WHAT THE TASK REQUIRES: Word for word, restate every line of the listing that follows.

━━━

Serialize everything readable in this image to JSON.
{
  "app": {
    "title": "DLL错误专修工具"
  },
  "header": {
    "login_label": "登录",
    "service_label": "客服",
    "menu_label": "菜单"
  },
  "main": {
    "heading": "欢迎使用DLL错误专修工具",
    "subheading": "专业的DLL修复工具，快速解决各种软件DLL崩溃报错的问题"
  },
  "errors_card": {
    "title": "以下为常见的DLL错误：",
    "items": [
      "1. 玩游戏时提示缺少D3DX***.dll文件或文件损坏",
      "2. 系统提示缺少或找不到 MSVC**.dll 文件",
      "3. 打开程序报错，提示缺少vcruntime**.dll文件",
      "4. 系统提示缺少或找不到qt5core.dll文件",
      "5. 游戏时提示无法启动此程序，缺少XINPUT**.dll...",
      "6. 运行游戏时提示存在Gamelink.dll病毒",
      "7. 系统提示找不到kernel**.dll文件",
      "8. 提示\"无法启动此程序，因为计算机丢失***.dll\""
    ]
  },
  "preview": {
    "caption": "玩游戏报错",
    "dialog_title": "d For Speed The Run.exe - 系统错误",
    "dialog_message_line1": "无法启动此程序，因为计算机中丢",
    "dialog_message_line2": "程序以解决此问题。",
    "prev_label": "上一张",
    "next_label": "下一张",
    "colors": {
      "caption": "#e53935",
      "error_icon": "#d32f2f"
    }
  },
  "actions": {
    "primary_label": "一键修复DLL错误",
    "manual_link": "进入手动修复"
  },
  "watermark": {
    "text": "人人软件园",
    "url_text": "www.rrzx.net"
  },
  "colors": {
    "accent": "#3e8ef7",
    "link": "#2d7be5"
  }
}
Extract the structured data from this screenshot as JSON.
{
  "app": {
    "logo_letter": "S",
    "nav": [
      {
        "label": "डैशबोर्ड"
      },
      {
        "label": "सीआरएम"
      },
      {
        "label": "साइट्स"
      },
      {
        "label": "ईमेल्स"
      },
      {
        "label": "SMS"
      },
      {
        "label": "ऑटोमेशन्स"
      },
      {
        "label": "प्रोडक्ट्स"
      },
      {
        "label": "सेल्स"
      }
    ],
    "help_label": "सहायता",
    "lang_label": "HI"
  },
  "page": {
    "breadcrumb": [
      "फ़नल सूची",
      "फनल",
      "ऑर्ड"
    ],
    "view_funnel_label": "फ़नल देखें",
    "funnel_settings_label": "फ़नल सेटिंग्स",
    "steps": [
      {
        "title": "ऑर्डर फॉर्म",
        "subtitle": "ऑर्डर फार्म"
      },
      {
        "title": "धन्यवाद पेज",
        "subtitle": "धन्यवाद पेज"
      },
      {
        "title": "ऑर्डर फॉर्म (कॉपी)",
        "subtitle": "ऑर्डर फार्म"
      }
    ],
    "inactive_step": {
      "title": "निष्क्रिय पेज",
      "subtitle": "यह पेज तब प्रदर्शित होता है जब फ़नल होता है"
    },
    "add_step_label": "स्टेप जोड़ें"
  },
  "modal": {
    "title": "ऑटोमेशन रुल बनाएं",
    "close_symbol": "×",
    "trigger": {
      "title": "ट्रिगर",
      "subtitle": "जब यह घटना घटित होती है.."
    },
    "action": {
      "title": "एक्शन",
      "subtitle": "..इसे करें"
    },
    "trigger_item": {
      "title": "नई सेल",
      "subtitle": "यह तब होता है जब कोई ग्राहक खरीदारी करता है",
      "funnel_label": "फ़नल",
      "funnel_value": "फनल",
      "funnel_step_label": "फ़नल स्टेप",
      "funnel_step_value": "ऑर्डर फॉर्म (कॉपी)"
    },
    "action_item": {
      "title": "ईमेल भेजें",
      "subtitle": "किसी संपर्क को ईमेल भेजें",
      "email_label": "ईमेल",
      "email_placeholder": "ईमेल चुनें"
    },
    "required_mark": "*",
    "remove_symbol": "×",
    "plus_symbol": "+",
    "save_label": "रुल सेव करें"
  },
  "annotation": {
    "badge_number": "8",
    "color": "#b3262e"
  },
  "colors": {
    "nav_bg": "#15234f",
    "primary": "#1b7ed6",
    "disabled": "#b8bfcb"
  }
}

━━━

FINAL ANSWER:
Serialize everything readable in this image to JSON.
{
  "app": {
    "title": "DLL错误专修工具"
  },
  "header": {
    "login_label": "登录",
    "service_label": "客服",
    "menu_label": "菜单"
  },
  "main": {
    "heading": "欢迎使用DLL错误专修工具",
    "subheading": "专业的DLL修复工具，快速解决各种软件DLL崩溃报错的问题"
  },
  "errors_card": {
    "title": "以下为常见的DLL错误：",
    "items": [
      "1. 玩游戏时提示缺少D3DX***.dll文件或文件损坏",
      "2. 系统提示缺少或找不到 MSVC**.dll 文件",
      "3. 打开程序报错，提示缺少vcruntime**.dll文件",
      "4. 系统提示缺少或找不到qt5core.dll文件",
      "5. 游戏时提示无法启动此程序，缺少XINPUT**.dll...",
      "6. 运行游戏时提示存在Gamelink.dll病毒",
      "7. 系统提示找不到kernel**.dll文件",
      "8. 提示\"无法启动此程序，因为计算机丢失***.dll\""
    ]
  },
  "preview": {
    "caption": "玩游戏报错",
    "dialog_title": "d For Speed The Run.exe - 系统错误",
    "dialog_message_line1": "无法启动此程序，因为计算机中丢",
    "dialog_message_line2": "程序以解决此问题。",
    "prev_label": "上一张",
    "next_label": "下一张",
    "colors": {
      "caption": "#e53935",
      "error_icon": "#d32f2f"
    }
  },
  "actions": {
    "primary_label": "一键修复DLL错误",
    "manual_link": "进入手动修复"
  },
  "watermark": {
    "text": "人人软件园",
    "url_text": "www.rrzx.net"
  },
  "colors": {
    "accent": "#3e8ef7",
    "link": "#2d7be5"
  }
}
Extract the structured data from this screenshot as JSON.
{
  "app": {
    "logo_letter": "S",
    "nav": [
      {
        "label": "डैशबोर्ड"
      },
      {
        "label": "सीआरएम"
      },
      {
        "label": "साइट्स"
      },
      {
        "label": "ईमेल्स"
      },
      {
        "label": "SMS"
      },
      {
        "label": "ऑटोमेशन्स"
      },
      {
        "label": "प्रोडक्ट्स"
      },
      {
        "label": "सेल्स"
      }
    ],
    "help_label": "सहायता",
    "lang_label": "HI"
  },
  "page": {
    "breadcrumb": [
      "फ़नल सूची",
      "फनल",
      "ऑर्ड"
    ],
    "view_funnel_label": "फ़नल देखें",
    "funnel_settings_label": "फ़नल सेटिंग्स",
    "steps": [
      {
        "title": "ऑर्डर फॉर्म",
        "subtitle": "ऑर्डर फार्म"
      },
      {
        "title": "धन्यवाद पेज",
        "subtitle": "धन्यवाद पेज"
      },
      {
        "title": "ऑर्डर फॉर्म (कॉपी)",
        "subtitle": "ऑर्डर फार्म"
      }
    ],
    "inactive_step": {
      "title": "निष्क्रिय पेज",
      "subtitle": "यह पेज तब प्रदर्शित होता है जब फ़नल होता है"
    },
    "add_step_label": "स्टेप जोड़ें"
  },
  "modal": {
    "title": "ऑटोमेशन रुल बनाएं",
    "close_symbol": "×",
    "trigger": {
      "title": "ट्रिगर",
      "subtitle": "जब यह घटना घटित होती है.."
    },
    "action": {
      "title": "एक्शन",
      "subtitle": "..इसे करें"
    },
    "trigger_item": {
      "title": "नई सेल",
      "subtitle": "यह तब होता है जब कोई ग्राहक खरीदारी करता है",
      "funnel_label": "फ़नल",
      "funnel_value": "फनल",
      "funnel_step_label": "फ़नल स्टेप",
      "funnel_step_value": "ऑर्डर फॉर्म (कॉपी)"
    },
    "action_item": {
      "title": "ईमेल भेजें",
      "subtitle": "किसी संपर्क को ईमेल भेजें",
      "email_label": "ईमेल",
      "email_placeholder": "ईमेल चुनें"
    },
    "required_mark": "*",
    "remove_symbol": "×",
    "plus_symbol": "+",
    "save_label": "रुल सेव करें"
  },
  "annotation": {
    "badge_number": "8",
    "color": "#b3262e"
  },
  "colors": {
    "nav_bg": "#15234f",
    "primary": "#1b7ed6",
    "disabled": "#b8bfcb"
  }
}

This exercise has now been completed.